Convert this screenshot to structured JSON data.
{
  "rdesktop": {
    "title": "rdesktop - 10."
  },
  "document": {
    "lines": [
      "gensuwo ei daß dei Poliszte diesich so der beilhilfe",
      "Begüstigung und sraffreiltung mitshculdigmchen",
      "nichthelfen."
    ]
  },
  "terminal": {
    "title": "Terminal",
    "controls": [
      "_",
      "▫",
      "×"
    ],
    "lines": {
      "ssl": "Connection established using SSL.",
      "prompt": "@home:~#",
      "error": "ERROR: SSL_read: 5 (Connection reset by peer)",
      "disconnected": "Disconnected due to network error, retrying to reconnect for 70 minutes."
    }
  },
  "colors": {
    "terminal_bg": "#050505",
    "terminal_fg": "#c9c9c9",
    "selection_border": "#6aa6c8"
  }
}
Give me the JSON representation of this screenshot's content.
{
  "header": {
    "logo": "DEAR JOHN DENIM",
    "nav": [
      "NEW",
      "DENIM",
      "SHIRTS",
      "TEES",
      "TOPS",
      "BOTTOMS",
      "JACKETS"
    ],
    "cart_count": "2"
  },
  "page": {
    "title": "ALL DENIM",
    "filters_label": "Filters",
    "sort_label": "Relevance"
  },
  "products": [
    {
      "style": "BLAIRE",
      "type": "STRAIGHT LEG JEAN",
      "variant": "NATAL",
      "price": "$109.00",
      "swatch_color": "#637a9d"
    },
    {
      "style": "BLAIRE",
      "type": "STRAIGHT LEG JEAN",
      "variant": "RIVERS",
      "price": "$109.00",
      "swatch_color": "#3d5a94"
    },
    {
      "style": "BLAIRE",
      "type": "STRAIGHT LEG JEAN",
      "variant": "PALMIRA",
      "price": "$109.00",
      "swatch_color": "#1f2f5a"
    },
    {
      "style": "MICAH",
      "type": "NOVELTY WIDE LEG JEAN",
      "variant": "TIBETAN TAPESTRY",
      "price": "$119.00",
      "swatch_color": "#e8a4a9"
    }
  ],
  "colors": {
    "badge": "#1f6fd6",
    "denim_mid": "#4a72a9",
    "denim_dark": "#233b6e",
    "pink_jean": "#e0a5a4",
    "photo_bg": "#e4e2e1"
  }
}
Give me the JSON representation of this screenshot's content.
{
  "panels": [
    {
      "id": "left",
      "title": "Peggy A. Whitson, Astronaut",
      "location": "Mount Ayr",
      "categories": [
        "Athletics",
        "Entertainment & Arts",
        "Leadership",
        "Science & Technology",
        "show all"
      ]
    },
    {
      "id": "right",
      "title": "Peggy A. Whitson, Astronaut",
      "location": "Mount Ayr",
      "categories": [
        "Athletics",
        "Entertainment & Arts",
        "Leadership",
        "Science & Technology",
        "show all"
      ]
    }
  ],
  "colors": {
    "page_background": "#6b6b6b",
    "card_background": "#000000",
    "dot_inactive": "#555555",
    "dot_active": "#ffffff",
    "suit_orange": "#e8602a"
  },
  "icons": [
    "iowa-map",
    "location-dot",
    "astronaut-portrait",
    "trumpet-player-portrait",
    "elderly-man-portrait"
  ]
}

^^^^^^^^^^^^^^^^

-- Task directions --
Would you give the material above again, complete and exact?

-- Solution for this problem --
Convert this screenshot to structured JSON data.
{
  "rdesktop": {
    "title": "rdesktop - 10."
  },
  "document": {
    "lines": [
      "gensuwo ei daß dei Poliszte diesich so der beilhilfe",
      "Begüstigung und sraffreiltung mitshculdigmchen",
      "nichthelfen."
    ]
  },
  "terminal": {
    "title": "Terminal",
    "controls": [
      "_",
      "▫",
      "×"
    ],
    "lines": {
      "ssl": "Connection established using SSL.",
      "prompt": "@home:~#",
      "error": "ERROR: SSL_read: 5 (Connection reset by peer)",
      "disconnected": "Disconnected due to network error, retrying to reconnect for 70 minutes."
    }
  },
  "colors": {
    "terminal_bg": "#050505",
    "terminal_fg": "#c9c9c9",
    "selection_border": "#6aa6c8"
  }
}
Give me the JSON representation of this screenshot's content.
{
  "header": {
    "logo": "DEAR JOHN DENIM",
    "nav": [
      "NEW",
      "DENIM",
      "SHIRTS",
      "TEES",
      "TOPS",
      "BOTTOMS",
      "JACKETS"
    ],
    "cart_count": "2"
  },
  "page": {
    "title": "ALL DENIM",
    "filters_label": "Filters",
    "sort_label": "Relevance"
  },
  "products": [
    {
      "style": "BLAIRE",
      "type": "STRAIGHT LEG JEAN",
      "variant": "NATAL",
      "price": "$109.00",
      "swatch_color": "#637a9d"
    },
    {
      "style": "BLAIRE",
      "type": "STRAIGHT LEG JEAN",
      "variant": "RIVERS",
      "price": "$109.00",
      "swatch_color": "#3d5a94"
    },
    {
      "style": "BLAIRE",
      "type": "STRAIGHT LEG JEAN",
      "variant": "PALMIRA",
      "price": "$109.00",
      "swatch_color": "#1f2f5a"
    },
    {
      "style": "MICAH",
      "type": "NOVELTY WIDE LEG JEAN",
      "variant": "TIBETAN TAPESTRY",
      "price": "$119.00",
      "swatch_color": "#e8a4a9"
    }
  ],
  "colors": {
    "badge": "#1f6fd6",
    "denim_mid": "#4a72a9",
    "denim_dark": "#233b6e",
    "pink_jean": "#e0a5a4",
    "photo_bg": "#e4e2e1"
  }
}
Give me the JSON representation of this screenshot's content.
{
  "panels": [
    {
      "id": "left",
      "title": "Peggy A. Whitson, Astronaut",
      "location": "Mount Ayr",
      "categories": [
        "Athletics",
        "Entertainment & Arts",
        "Leadership",
        "Science & Technology",
        "show all"
      ]
    },
    {
      "id": "right",
      "title": "Peggy A. Whitson, Astronaut",
      "location": "Mount Ayr",
      "categories": [
        "Athletics",
        "Entertainment & Arts",
        "Leadership",
        "Science & Technology",
        "show all"
      ]
    }
  ],
  "colors": {
    "page_background": "#6b6b6b",
    "card_background": "#000000",
    "dot_inactive": "#555555",
    "dot_active": "#ffffff",
    "suit_orange": "#e8602a"
  },
  "icons": [
    "iowa-map",
    "location-dot",
    "astronaut-portrait",
    "trumpet-player-portrait",
    "elderly-man-portrait"
  ]
}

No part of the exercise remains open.